REQUIRED TASK »
Make an exact copy of the records, with the images left out.

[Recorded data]
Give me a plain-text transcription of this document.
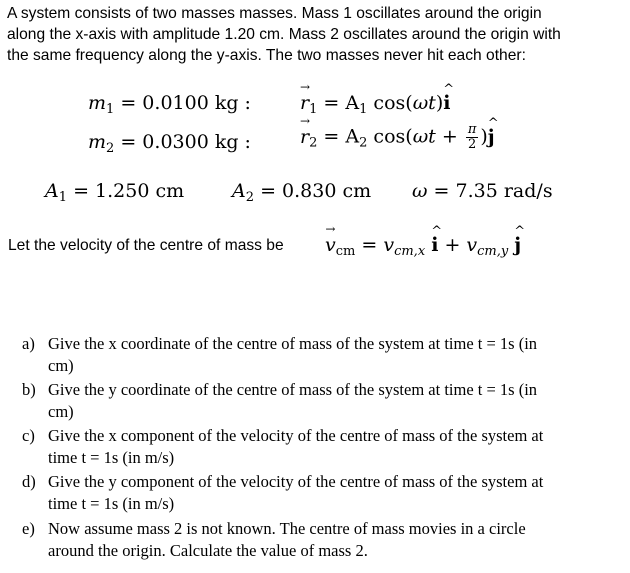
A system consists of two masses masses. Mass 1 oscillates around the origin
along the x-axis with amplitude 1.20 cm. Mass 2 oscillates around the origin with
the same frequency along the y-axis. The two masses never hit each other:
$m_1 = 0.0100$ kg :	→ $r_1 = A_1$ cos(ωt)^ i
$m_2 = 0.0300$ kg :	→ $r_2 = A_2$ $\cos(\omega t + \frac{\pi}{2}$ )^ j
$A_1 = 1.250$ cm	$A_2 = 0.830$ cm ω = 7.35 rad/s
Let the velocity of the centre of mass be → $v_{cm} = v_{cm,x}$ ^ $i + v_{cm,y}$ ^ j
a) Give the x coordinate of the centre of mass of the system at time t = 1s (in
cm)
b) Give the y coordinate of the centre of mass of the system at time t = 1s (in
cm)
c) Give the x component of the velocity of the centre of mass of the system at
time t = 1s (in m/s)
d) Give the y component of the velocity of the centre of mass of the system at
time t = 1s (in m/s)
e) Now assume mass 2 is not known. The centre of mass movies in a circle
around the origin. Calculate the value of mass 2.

EXERCISE OUTPUT »
Give me a plain-text transcription of this document.
A system consists of two masses masses. Mass 1 oscillates around the origin
along the x-axis with amplitude 1.20 cm. Mass 2 oscillates around the origin with
the same frequency along the y-axis. The two masses never hit each other:
$m_1 = 0.0100$ kg :	→ $r_1 = A_1$ cos(ωt)^ i
$m_2 = 0.0300$ kg :	→ $r_2 = A_2$ $\cos(\omega t + \frac{\pi}{2}$ )^ j
$A_1 = 1.250$ cm	$A_2 = 0.830$ cm ω = 7.35 rad/s
Let the velocity of the centre of mass be → $v_{cm} = v_{cm,x}$ ^ $i + v_{cm,y}$ ^ j
a) Give the x coordinate of the centre of mass of the system at time t = 1s (in
cm)
b) Give the y coordinate of the centre of mass of the system at time t = 1s (in
cm)
c) Give the x component of the velocity of the centre of mass of the system at
time t = 1s (in m/s)
d) Give the y component of the velocity of the centre of mass of the system at
time t = 1s (in m/s)
e) Now assume mass 2 is not known. The centre of mass movies in a circle
around the origin. Calculate the value of mass 2.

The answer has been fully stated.